## start Dataset excerpts
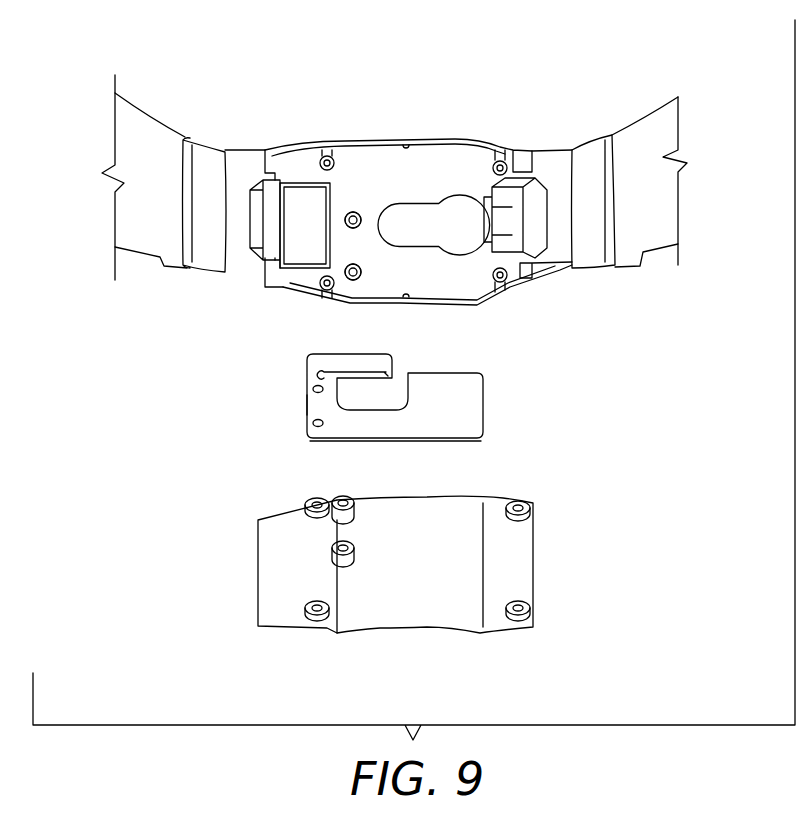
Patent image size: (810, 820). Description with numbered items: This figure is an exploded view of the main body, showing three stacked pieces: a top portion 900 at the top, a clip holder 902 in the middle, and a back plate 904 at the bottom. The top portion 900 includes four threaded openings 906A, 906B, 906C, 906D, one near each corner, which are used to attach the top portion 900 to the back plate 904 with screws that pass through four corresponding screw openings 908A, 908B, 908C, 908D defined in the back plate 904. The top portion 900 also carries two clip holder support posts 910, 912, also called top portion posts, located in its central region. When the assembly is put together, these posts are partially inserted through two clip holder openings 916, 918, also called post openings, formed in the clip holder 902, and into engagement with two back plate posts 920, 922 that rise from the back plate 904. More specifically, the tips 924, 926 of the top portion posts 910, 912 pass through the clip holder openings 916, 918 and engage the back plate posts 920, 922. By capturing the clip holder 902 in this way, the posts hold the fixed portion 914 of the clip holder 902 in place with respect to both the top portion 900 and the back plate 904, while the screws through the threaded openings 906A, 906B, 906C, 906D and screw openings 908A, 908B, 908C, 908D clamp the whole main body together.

The top portion 900 is at (508, 148).
The clip holder 902 is at (490, 412).
The back plate 904 is at (255, 547).
The threaded opening 906A is at (319, 155).
The threaded opening 906B is at (493, 160).
The threaded opening 906C is at (512, 283).
The threaded opening 906D is at (320, 289).
The screw opening 908A is at (305, 500).
The screw opening 908B is at (524, 501).
The screw opening 908C is at (527, 602).
The screw opening 908D is at (317, 614).
The clip holder support post 910 is at (355, 210).
The clip holder support post 912 is at (366, 282).
The fixed portion 914 is at (313, 406).
The clip holder opening 916 is at (312, 386).
The clip holder opening 918 is at (313, 424).
The back plate post 920 is at (346, 497).
The back plate post 922 is at (335, 551).
The tip 924 is at (361, 213).
The tip 926 is at (352, 282).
## end Dataset excerpts
Task objective
Pull out everything from the start of the listing down to and including the line containing "The threaded opening 906C is at (512, 283).", and reproduce those lines verbatim. Leave the pictures out of your answer.

Worked answer
Patent image size: (810, 820). Description with numbered items: This figure is an exploded view of the main body, showing three stacked pieces: a top portion 900 at the top, a clip holder 902 in the middle, and a back plate 904 at the bottom. The top portion 900 includes four threaded openings 906A, 906B, 906C, 906D, one near each corner, which are used to attach the top portion 900 to the back plate 904 with screws that pass through four corresponding screw openings 908A, 908B, 908C, 908D defined in the back plate 904. The top portion 900 also carries two clip holder support posts 910, 912, also called top portion posts, located in its central region. When the assembly is put together, these posts are partially inserted through two clip holder openings 916, 918, also called post openings, formed in the clip holder 902, and into engagement with two back plate posts 920, 922 that rise from the back plate 904. More specifically, the tips 924, 926 of the top portion posts 910, 912 pass through the clip holder openings 916, 918 and engage the back plate posts 920, 922. By capturing the clip holder 902 in this way, the posts hold the fixed portion 914 of the clip holder 902 in place with respect to both the top portion 900 and the back plate 904, while the screws through the threaded openings 906A, 906B, 906C, 906D and screw openings 908A, 908B, 908C, 908D clamp the whole main body together.

The top portion 900 is at (508, 148).
The clip holder 902 is at (490, 412).
The back plate 904 is at (255, 547).
The threaded opening 906A is at (319, 155).
The threaded opening 906B is at (493, 160).
The threaded opening 906C is at (512, 283).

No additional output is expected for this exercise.